#### Stated goal:
Extract every line of the records below and reproduce each one verbatim, leaving out the pictures.

------ Rows ------

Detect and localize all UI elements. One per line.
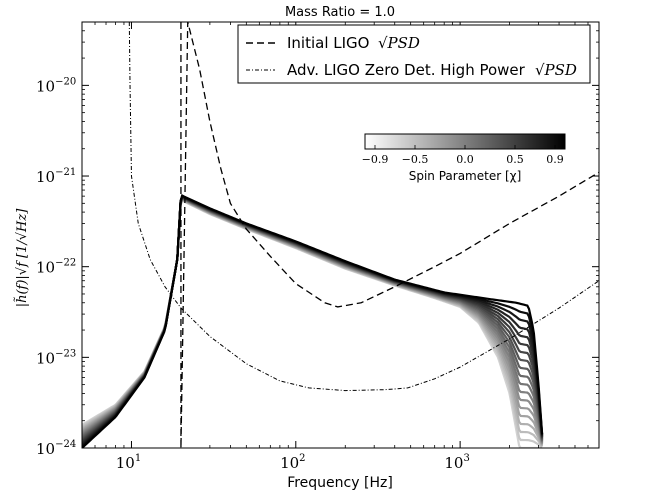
x-tick-label: 103 xyxy=(444,453,469,472)
x-axis-label: Frequency [Hz] xyxy=(287,475,393,491)
waveform-line-spin-0.9 xyxy=(82,193,544,448)
waveform-line-spin-0.8 xyxy=(82,194,544,448)
y-tick-label: 10−24 xyxy=(36,439,76,458)
x-tick-label: 102 xyxy=(280,453,305,472)
adv-ligo-psd-line xyxy=(128,22,599,392)
legend: Initial LIGO √PSD Adv. LIGO Zero Det. Hi… xyxy=(237,24,591,84)
noise-curves xyxy=(128,22,599,448)
waveform-line-spin--0.5 xyxy=(82,197,544,446)
colorbar-tick-label: −0.5 xyxy=(402,153,429,166)
waveform-line-spin--0.1 xyxy=(82,196,544,442)
y-axis-label: |h̃(f)|√f [1/√Hz] xyxy=(13,208,30,308)
waveform-line-spin-0.6 xyxy=(82,194,544,445)
legend-label-adv-ligo: Adv. LIGO Zero Det. High Power xyxy=(287,61,526,79)
legend-math-initial-ligo: √PSD xyxy=(378,34,420,52)
initial-ligo-psd-line xyxy=(180,22,599,448)
chart-title: Mass Ratio = 1.0 xyxy=(285,5,395,20)
waveform-line-spin-0.5 xyxy=(82,195,544,444)
waveform-family xyxy=(82,193,544,448)
colorbar: −0.9 −0.5 0.0 0.5 0.9 Spin Parameter [χ] xyxy=(362,133,566,183)
waveform-line-spin-0.7 xyxy=(82,194,544,447)
legend-label-initial-ligo: Initial LIGO xyxy=(287,34,370,52)
colorbar-tick-label: 0.0 xyxy=(456,153,474,166)
waveform-line-spin--0.2 xyxy=(82,196,544,443)
x-tick-label: 101 xyxy=(116,453,141,472)
colorbar-tick-label: 0.5 xyxy=(506,153,524,166)
waveform-line-spin--0.7 xyxy=(82,198,544,448)
waveform-line-spin--0.9 xyxy=(82,198,543,448)
waveform-line-spin--0.8 xyxy=(82,198,543,448)
y-tick-label: 10−21 xyxy=(36,167,76,186)
colorbar-label: Spin Parameter [χ] xyxy=(409,169,522,183)
colorbar-tick-label: 0.9 xyxy=(546,153,564,166)
y-tick-label: 10−22 xyxy=(36,258,76,277)
plot-frame xyxy=(81,21,600,449)
waveform-line-spin--0.6 xyxy=(82,197,544,447)
y-tick-label: 10−20 xyxy=(36,76,76,95)
waveform-line-spin-0 xyxy=(82,196,544,442)
waveform-line-spin--0.4 xyxy=(82,197,544,445)
waveform-line-spin--0.3 xyxy=(82,197,544,444)
legend-math-adv-ligo: √PSD xyxy=(535,61,577,79)
y-tick-label: 10−23 xyxy=(36,348,76,367)
colorbar-tick-label: −0.9 xyxy=(362,153,389,166)
legend-box xyxy=(237,24,591,84)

------

#### The completed task:
Detect and localize all UI elements. One per line.
x-tick-label: 103 xyxy=(444,453,469,472)
x-axis-label: Frequency [Hz] xyxy=(287,475,393,491)
waveform-line-spin-0.9 xyxy=(82,193,544,448)
waveform-line-spin-0.8 xyxy=(82,194,544,448)
y-tick-label: 10−24 xyxy=(36,439,76,458)
x-tick-label: 102 xyxy=(280,453,305,472)
adv-ligo-psd-line xyxy=(128,22,599,392)
legend: Initial LIGO √PSD Adv. LIGO Zero Det. Hi… xyxy=(237,24,591,84)
noise-curves xyxy=(128,22,599,448)
waveform-line-spin--0.5 xyxy=(82,197,544,446)
colorbar-tick-label: −0.5 xyxy=(402,153,429,166)
waveform-line-spin--0.1 xyxy=(82,196,544,442)
y-axis-label: |h̃(f)|√f [1/√Hz] xyxy=(13,208,30,308)
waveform-line-spin-0.6 xyxy=(82,194,544,445)
legend-label-adv-ligo: Adv. LIGO Zero Det. High Power xyxy=(287,61,526,79)
legend-math-initial-ligo: √PSD xyxy=(378,34,420,52)
initial-ligo-psd-line xyxy=(180,22,599,448)
chart-title: Mass Ratio = 1.0 xyxy=(285,5,395,20)
waveform-line-spin-0.5 xyxy=(82,195,544,444)
waveform-family xyxy=(82,193,544,448)
colorbar: −0.9 −0.5 0.0 0.5 0.9 Spin Parameter [χ] xyxy=(362,133,566,183)
waveform-line-spin-0.7 xyxy=(82,194,544,447)
legend-label-initial-ligo: Initial LIGO xyxy=(287,34,370,52)
colorbar-tick-label: 0.0 xyxy=(456,153,474,166)
waveform-line-spin--0.2 xyxy=(82,196,544,443)
x-tick-label: 101 xyxy=(116,453,141,472)
colorbar-tick-label: 0.5 xyxy=(506,153,524,166)
waveform-line-spin--0.7 xyxy=(82,198,544,448)
waveform-line-spin--0.9 xyxy=(82,198,543,448)
waveform-line-spin--0.8 xyxy=(82,198,543,448)
y-tick-label: 10−21 xyxy=(36,167,76,186)
colorbar-label: Spin Parameter [χ] xyxy=(409,169,522,183)
colorbar-tick-label: 0.9 xyxy=(546,153,564,166)
y-tick-label: 10−22 xyxy=(36,258,76,277)
plot-frame xyxy=(81,21,600,449)
waveform-line-spin--0.6 xyxy=(82,197,544,447)
y-tick-label: 10−20 xyxy=(36,76,76,95)
waveform-line-spin-0 xyxy=(82,196,544,442)
waveform-line-spin--0.4 xyxy=(82,197,544,445)
waveform-line-spin--0.3 xyxy=(82,197,544,444)
legend-math-adv-ligo: √PSD xyxy=(535,61,577,79)
y-tick-label: 10−23 xyxy=(36,348,76,367)
colorbar-tick-label: −0.9 xyxy=(362,153,389,166)
legend-box xyxy=(237,24,591,84)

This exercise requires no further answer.